▶ [AIM]: Count the lines below that contain "name". Give only the number.

===== RECORDS TO USE =====

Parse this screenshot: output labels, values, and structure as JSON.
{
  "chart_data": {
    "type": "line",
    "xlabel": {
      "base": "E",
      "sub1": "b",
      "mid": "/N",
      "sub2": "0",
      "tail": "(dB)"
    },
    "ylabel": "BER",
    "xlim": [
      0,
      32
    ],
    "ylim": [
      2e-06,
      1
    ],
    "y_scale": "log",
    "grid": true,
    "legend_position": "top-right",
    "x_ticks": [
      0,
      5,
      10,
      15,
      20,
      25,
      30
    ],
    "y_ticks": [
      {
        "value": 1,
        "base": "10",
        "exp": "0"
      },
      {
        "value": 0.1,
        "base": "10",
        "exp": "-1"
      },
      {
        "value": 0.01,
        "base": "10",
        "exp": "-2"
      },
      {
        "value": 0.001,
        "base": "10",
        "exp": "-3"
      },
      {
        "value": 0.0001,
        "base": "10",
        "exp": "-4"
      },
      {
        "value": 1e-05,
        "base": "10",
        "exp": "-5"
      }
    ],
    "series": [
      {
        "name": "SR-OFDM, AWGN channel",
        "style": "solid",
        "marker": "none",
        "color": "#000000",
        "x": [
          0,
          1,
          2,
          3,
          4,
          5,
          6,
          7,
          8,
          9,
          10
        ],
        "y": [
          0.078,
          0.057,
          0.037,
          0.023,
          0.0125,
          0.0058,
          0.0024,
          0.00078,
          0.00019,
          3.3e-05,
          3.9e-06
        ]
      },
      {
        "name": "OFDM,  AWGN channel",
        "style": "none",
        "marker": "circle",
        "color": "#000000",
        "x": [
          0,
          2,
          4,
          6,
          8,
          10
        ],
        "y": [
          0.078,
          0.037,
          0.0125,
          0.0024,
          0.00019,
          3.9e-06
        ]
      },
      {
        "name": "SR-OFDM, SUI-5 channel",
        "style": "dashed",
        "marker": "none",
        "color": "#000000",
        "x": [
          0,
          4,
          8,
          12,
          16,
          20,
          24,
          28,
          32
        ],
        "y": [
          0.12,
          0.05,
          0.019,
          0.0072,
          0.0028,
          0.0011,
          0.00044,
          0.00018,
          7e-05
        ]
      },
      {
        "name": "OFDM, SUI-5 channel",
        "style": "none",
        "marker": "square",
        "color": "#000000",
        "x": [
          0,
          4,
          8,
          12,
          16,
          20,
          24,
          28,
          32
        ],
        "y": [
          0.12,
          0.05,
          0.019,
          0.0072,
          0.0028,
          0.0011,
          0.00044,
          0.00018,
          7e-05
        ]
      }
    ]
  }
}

=====

▶ [RESULT]: 4